### REQUEST
Using the listing beneath this task, count the lines with the word "What" and write only the result.
<<<<
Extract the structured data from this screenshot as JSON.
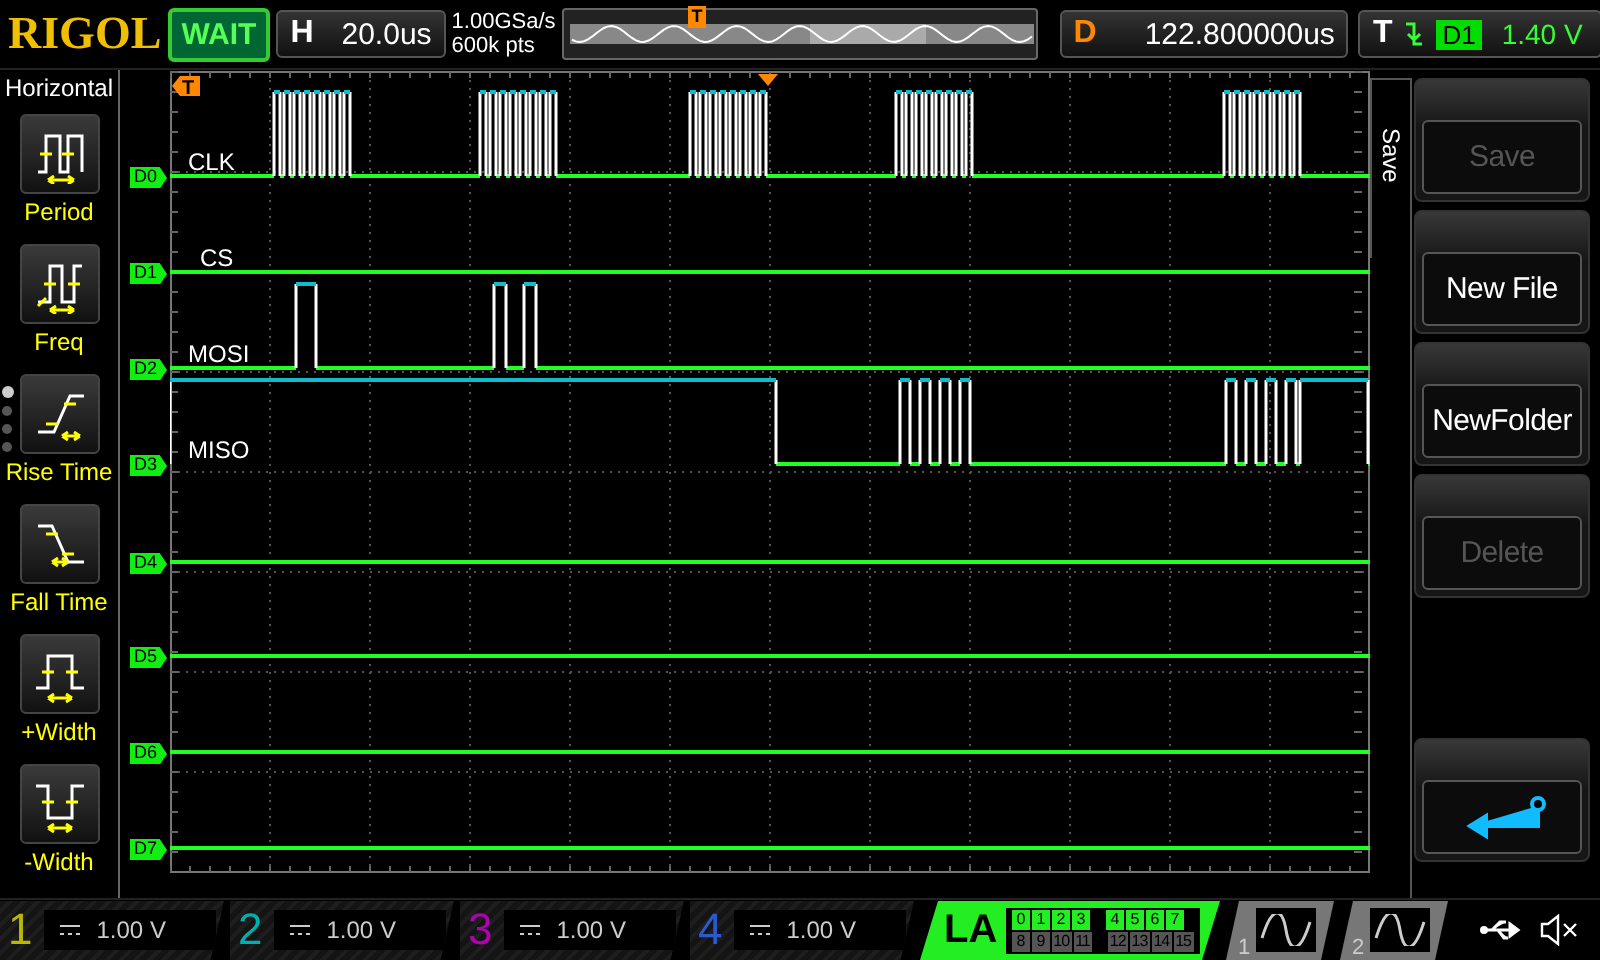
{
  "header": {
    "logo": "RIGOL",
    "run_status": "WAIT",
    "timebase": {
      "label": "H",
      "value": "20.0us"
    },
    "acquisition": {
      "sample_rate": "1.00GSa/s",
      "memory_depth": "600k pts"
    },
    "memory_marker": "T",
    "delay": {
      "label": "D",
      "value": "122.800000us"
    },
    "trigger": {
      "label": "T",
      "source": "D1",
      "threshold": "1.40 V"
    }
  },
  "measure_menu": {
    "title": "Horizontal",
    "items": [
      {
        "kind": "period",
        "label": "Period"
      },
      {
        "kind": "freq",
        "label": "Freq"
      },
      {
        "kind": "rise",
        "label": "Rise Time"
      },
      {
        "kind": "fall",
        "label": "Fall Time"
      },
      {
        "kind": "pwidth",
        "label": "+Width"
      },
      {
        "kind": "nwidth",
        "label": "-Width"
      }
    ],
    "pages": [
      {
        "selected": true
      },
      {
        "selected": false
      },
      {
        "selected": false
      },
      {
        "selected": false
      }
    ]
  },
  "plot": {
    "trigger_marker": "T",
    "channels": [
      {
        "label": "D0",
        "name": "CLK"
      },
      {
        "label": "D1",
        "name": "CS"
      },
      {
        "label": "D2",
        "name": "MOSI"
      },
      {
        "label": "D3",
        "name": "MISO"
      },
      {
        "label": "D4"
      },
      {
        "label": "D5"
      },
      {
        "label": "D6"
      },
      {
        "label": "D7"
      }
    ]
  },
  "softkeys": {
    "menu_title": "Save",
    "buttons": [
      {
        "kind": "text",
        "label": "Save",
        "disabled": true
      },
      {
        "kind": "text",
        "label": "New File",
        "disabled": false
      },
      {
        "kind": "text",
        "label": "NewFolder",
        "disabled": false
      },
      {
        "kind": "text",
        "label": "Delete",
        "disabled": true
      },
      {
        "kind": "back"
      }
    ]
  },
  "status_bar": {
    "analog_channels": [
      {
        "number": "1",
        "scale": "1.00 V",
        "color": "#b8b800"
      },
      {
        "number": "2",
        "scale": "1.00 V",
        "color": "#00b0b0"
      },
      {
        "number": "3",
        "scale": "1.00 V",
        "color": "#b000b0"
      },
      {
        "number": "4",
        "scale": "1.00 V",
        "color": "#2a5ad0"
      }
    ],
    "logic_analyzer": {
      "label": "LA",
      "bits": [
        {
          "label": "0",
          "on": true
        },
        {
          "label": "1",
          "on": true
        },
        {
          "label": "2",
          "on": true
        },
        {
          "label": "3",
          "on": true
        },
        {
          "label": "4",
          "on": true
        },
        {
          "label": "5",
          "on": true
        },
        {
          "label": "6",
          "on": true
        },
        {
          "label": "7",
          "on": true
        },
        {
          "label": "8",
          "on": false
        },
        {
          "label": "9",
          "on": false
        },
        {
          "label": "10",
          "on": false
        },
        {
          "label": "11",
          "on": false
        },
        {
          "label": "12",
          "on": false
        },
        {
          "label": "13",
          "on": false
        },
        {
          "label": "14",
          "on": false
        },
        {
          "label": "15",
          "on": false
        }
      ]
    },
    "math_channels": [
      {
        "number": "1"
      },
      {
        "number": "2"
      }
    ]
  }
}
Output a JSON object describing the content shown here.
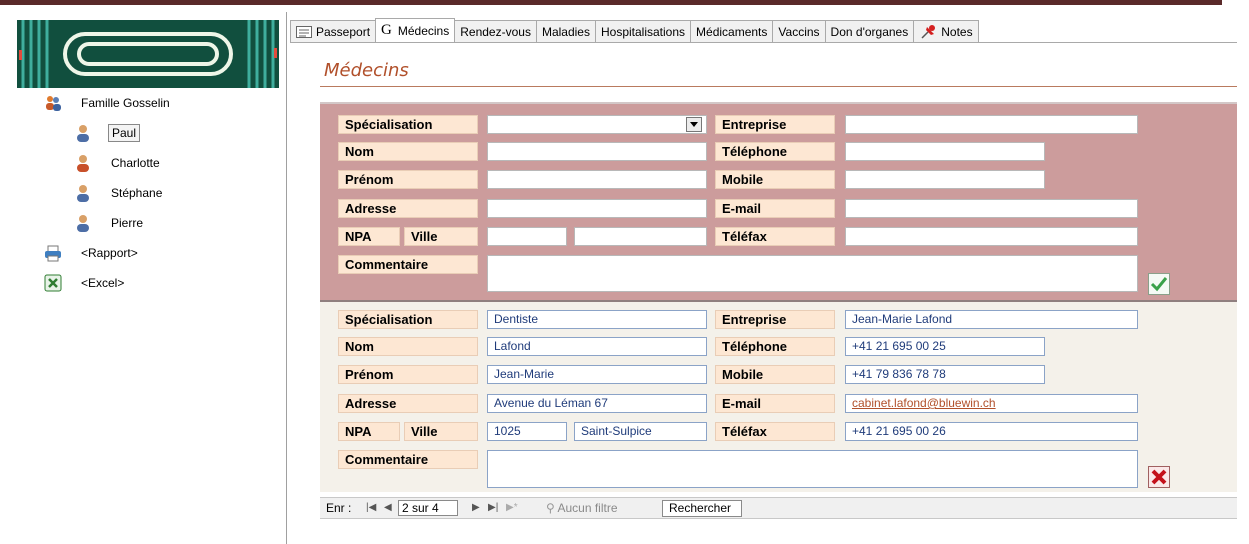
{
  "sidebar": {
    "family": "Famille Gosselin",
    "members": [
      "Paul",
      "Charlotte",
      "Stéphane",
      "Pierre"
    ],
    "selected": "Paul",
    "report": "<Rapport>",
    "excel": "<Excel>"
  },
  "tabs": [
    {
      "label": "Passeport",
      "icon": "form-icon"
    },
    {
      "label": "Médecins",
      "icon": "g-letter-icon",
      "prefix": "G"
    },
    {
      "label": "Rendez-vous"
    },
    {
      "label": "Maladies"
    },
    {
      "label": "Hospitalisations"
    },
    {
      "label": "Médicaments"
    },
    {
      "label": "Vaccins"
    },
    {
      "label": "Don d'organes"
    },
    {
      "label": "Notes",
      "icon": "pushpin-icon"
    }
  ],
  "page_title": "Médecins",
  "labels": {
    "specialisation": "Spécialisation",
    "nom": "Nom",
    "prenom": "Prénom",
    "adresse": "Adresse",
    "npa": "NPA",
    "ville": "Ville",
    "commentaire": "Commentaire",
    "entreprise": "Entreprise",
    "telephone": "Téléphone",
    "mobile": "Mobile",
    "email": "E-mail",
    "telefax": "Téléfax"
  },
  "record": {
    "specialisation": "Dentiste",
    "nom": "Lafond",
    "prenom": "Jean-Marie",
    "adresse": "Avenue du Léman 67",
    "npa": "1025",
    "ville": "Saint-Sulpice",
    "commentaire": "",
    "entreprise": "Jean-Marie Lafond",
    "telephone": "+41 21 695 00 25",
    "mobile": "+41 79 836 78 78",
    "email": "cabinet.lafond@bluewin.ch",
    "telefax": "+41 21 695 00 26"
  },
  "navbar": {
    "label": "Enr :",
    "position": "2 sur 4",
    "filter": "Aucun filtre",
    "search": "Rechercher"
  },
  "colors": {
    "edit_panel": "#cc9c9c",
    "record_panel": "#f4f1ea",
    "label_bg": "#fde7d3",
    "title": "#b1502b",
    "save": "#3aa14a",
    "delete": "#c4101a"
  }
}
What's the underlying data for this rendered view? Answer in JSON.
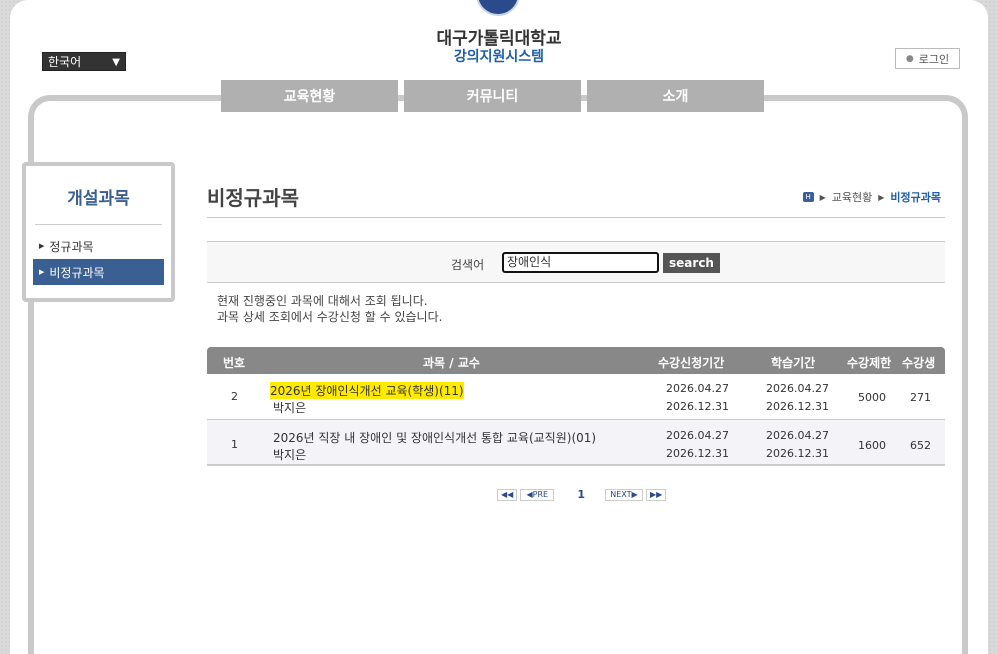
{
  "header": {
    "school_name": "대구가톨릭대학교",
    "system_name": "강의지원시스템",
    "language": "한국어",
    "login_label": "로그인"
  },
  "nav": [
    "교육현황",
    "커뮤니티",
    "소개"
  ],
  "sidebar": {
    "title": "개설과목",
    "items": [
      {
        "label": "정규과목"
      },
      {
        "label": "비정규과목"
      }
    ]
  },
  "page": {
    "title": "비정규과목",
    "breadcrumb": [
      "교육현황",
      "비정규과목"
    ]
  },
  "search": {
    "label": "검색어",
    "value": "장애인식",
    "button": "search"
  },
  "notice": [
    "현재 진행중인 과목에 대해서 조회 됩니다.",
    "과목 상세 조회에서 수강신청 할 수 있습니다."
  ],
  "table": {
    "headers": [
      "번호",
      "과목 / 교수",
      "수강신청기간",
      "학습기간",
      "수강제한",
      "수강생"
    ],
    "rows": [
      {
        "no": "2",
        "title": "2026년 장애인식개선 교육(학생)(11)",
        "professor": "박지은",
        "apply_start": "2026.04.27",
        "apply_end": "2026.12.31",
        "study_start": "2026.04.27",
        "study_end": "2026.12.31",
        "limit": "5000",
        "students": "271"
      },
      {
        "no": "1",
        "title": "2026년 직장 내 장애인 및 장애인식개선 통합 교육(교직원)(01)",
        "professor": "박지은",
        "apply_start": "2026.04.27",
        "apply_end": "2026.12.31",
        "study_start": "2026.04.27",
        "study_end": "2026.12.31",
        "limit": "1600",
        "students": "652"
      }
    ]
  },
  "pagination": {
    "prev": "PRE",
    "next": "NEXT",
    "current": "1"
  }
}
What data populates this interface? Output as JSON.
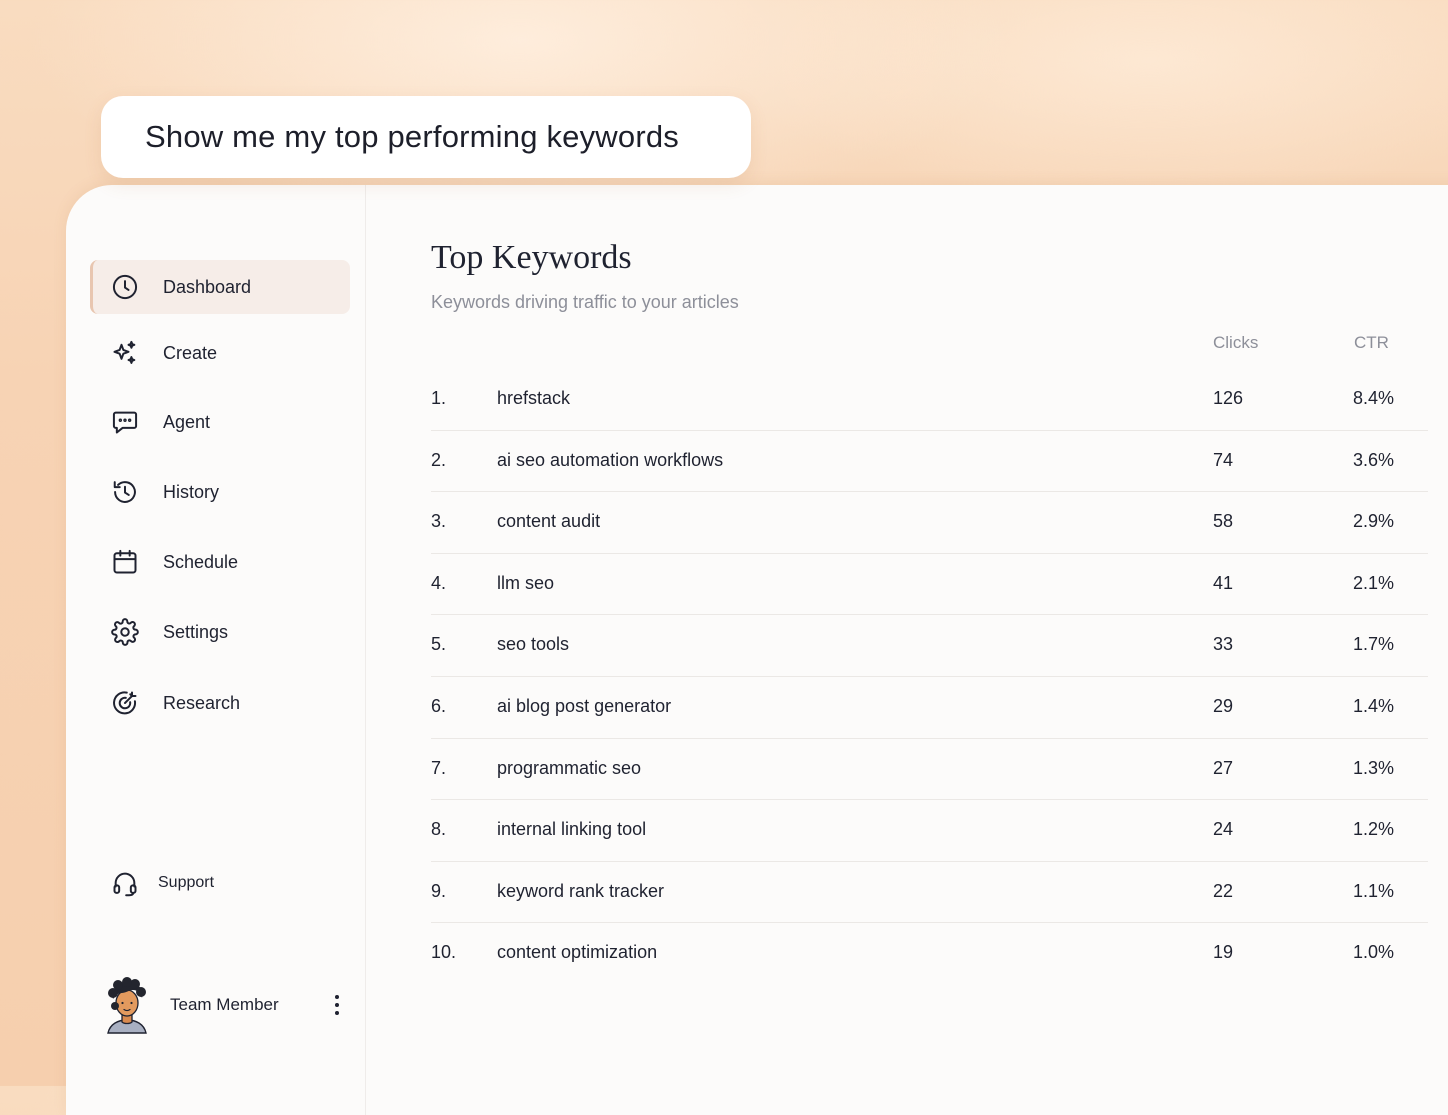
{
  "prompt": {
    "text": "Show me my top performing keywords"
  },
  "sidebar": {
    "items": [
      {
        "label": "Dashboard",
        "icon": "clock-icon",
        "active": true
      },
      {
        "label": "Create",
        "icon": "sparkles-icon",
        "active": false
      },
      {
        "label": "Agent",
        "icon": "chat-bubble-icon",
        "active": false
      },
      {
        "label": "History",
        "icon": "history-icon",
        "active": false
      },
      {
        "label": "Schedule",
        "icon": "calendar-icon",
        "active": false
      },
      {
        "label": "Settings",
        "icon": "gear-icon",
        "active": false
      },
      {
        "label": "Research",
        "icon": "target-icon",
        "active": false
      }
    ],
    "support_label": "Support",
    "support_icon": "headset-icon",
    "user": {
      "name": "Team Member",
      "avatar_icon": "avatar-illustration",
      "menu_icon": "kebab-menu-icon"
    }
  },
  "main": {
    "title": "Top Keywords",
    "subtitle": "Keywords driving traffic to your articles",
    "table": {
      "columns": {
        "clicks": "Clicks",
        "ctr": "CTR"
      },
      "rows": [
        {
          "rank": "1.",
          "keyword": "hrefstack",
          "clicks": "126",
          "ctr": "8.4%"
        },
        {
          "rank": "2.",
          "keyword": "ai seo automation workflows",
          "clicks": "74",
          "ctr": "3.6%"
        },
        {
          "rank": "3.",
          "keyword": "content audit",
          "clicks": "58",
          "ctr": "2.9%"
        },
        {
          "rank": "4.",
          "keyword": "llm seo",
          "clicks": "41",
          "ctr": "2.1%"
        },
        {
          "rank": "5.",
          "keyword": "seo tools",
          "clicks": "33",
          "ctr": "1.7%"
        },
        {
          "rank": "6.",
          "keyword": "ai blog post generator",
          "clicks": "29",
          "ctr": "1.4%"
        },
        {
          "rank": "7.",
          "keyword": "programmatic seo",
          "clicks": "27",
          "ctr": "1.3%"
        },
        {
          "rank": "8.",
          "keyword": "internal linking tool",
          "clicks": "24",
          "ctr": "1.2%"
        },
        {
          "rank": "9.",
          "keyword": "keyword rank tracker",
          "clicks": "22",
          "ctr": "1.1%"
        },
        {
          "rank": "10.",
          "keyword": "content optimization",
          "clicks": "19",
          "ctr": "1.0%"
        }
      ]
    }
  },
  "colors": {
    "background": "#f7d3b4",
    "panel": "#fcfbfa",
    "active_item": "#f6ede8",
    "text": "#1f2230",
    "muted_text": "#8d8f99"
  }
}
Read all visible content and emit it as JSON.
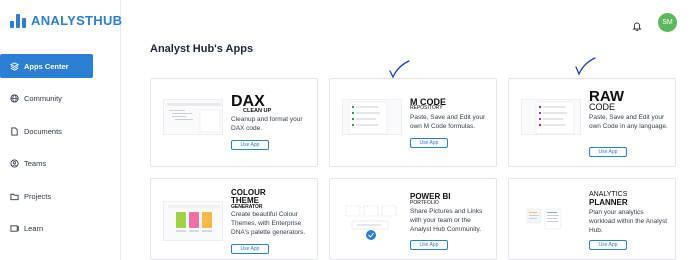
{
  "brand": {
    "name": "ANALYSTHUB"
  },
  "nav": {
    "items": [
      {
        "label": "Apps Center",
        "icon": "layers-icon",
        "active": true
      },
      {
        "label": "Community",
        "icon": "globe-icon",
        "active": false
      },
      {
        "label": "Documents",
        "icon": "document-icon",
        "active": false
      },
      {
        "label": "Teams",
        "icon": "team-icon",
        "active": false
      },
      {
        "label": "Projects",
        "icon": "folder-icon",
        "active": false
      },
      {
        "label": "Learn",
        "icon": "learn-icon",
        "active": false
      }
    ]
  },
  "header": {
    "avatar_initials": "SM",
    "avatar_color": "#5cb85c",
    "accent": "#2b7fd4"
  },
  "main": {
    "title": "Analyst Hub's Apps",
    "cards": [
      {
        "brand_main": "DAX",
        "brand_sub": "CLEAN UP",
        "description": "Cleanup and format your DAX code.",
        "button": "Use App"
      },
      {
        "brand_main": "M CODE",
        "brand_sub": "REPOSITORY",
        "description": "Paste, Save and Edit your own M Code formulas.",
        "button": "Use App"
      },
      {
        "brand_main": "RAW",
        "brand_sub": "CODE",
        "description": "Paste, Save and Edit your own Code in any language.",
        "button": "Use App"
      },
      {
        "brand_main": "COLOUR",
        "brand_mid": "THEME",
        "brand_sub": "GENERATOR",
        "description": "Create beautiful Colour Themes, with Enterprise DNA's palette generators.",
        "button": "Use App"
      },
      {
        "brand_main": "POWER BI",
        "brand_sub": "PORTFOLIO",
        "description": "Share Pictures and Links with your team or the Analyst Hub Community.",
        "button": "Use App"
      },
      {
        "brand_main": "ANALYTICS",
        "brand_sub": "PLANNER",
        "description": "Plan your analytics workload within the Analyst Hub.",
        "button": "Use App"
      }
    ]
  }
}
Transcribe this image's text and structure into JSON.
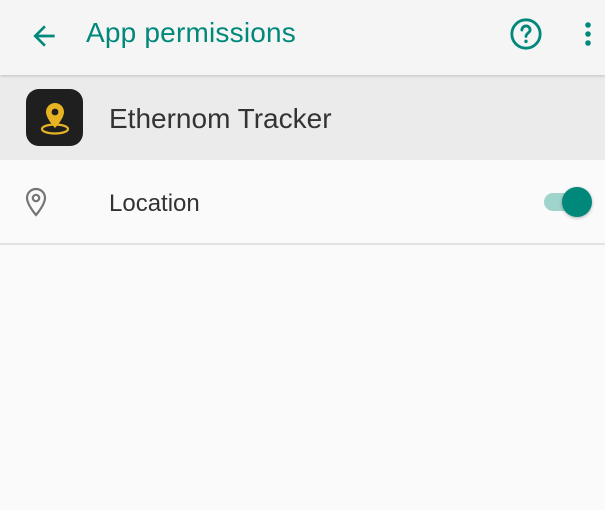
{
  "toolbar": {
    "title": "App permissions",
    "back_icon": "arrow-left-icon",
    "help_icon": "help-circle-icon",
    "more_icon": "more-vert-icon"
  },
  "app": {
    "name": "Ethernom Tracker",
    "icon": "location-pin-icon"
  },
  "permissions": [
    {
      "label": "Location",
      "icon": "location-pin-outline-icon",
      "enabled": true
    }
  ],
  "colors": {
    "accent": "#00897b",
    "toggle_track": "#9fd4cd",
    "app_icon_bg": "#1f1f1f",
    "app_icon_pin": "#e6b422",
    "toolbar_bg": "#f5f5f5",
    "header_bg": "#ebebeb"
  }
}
>>>>
### THE REPLY
2